- **Input records**:
====
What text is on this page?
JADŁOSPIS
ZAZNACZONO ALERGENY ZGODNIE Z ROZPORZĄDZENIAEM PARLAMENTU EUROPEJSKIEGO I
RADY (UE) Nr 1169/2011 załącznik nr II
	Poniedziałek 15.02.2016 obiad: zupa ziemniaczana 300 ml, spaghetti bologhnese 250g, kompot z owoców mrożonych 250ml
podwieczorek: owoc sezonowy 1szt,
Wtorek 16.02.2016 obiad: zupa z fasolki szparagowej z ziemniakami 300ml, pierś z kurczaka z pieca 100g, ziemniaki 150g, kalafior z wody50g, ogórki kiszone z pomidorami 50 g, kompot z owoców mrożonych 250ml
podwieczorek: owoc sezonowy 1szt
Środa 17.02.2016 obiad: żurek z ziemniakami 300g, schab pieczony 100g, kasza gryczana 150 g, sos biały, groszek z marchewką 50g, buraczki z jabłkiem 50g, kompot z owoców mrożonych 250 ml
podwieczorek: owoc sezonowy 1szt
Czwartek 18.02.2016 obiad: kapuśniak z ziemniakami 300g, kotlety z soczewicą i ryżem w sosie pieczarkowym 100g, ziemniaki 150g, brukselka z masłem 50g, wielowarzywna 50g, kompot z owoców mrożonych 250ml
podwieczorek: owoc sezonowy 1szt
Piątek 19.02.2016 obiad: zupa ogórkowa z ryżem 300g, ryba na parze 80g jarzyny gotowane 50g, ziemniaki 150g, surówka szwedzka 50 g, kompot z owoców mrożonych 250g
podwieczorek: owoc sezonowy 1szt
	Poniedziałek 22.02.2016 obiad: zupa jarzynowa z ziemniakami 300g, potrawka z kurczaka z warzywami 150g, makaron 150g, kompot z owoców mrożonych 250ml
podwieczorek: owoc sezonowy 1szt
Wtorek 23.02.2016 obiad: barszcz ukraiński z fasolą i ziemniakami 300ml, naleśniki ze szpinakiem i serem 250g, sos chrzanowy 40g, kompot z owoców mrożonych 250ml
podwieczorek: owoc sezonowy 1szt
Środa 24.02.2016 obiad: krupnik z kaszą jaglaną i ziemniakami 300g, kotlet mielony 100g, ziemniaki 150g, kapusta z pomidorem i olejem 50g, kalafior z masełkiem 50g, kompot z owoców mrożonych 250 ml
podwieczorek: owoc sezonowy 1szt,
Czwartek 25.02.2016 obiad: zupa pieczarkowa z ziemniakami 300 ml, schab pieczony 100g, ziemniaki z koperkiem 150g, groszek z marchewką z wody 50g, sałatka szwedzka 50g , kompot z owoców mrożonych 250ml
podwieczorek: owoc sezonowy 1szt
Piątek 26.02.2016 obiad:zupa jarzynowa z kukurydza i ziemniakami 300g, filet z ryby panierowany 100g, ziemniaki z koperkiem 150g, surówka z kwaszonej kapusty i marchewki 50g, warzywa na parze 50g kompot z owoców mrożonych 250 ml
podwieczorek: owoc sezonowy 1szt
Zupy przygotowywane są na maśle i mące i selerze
====
- **Stated problem**: Would you reproduce all the entries exactly?

- **Solution below**:
What text is on this page?
JADŁOSPIS
ZAZNACZONO ALERGENY ZGODNIE Z ROZPORZĄDZENIAEM PARLAMENTU EUROPEJSKIEGO I
RADY (UE) Nr 1169/2011 załącznik nr II
	Poniedziałek 15.02.2016 obiad: zupa ziemniaczana 300 ml, spaghetti bologhnese 250g, kompot z owoców mrożonych 250ml
podwieczorek: owoc sezonowy 1szt,
Wtorek 16.02.2016 obiad: zupa z fasolki szparagowej z ziemniakami 300ml, pierś z kurczaka z pieca 100g, ziemniaki 150g, kalafior z wody50g, ogórki kiszone z pomidorami 50 g, kompot z owoców mrożonych 250ml
podwieczorek: owoc sezonowy 1szt
Środa 17.02.2016 obiad: żurek z ziemniakami 300g, schab pieczony 100g, kasza gryczana 150 g, sos biały, groszek z marchewką 50g, buraczki z jabłkiem 50g, kompot z owoców mrożonych 250 ml
podwieczorek: owoc sezonowy 1szt
Czwartek 18.02.2016 obiad: kapuśniak z ziemniakami 300g, kotlety z soczewicą i ryżem w sosie pieczarkowym 100g, ziemniaki 150g, brukselka z masłem 50g, wielowarzywna 50g, kompot z owoców mrożonych 250ml
podwieczorek: owoc sezonowy 1szt
Piątek 19.02.2016 obiad: zupa ogórkowa z ryżem 300g, ryba na parze 80g jarzyny gotowane 50g, ziemniaki 150g, surówka szwedzka 50 g, kompot z owoców mrożonych 250g
podwieczorek: owoc sezonowy 1szt
	Poniedziałek 22.02.2016 obiad: zupa jarzynowa z ziemniakami 300g, potrawka z kurczaka z warzywami 150g, makaron 150g, kompot z owoców mrożonych 250ml
podwieczorek: owoc sezonowy 1szt
Wtorek 23.02.2016 obiad: barszcz ukraiński z fasolą i ziemniakami 300ml, naleśniki ze szpinakiem i serem 250g, sos chrzanowy 40g, kompot z owoców mrożonych 250ml
podwieczorek: owoc sezonowy 1szt
Środa 24.02.2016 obiad: krupnik z kaszą jaglaną i ziemniakami 300g, kotlet mielony 100g, ziemniaki 150g, kapusta z pomidorem i olejem 50g, kalafior z masełkiem 50g, kompot z owoców mrożonych 250 ml
podwieczorek: owoc sezonowy 1szt,
Czwartek 25.02.2016 obiad: zupa pieczarkowa z ziemniakami 300 ml, schab pieczony 100g, ziemniaki z koperkiem 150g, groszek z marchewką z wody 50g, sałatka szwedzka 50g , kompot z owoców mrożonych 250ml
podwieczorek: owoc sezonowy 1szt
Piątek 26.02.2016 obiad:zupa jarzynowa z kukurydza i ziemniakami 300g, filet z ryby panierowany 100g, ziemniaki z koperkiem 150g, surówka z kwaszonej kapusty i marchewki 50g, warzywa na parze 50g kompot z owoców mrożonych 250 ml
podwieczorek: owoc sezonowy 1szt
Zupy przygotowywane są na maśle i mące i selerze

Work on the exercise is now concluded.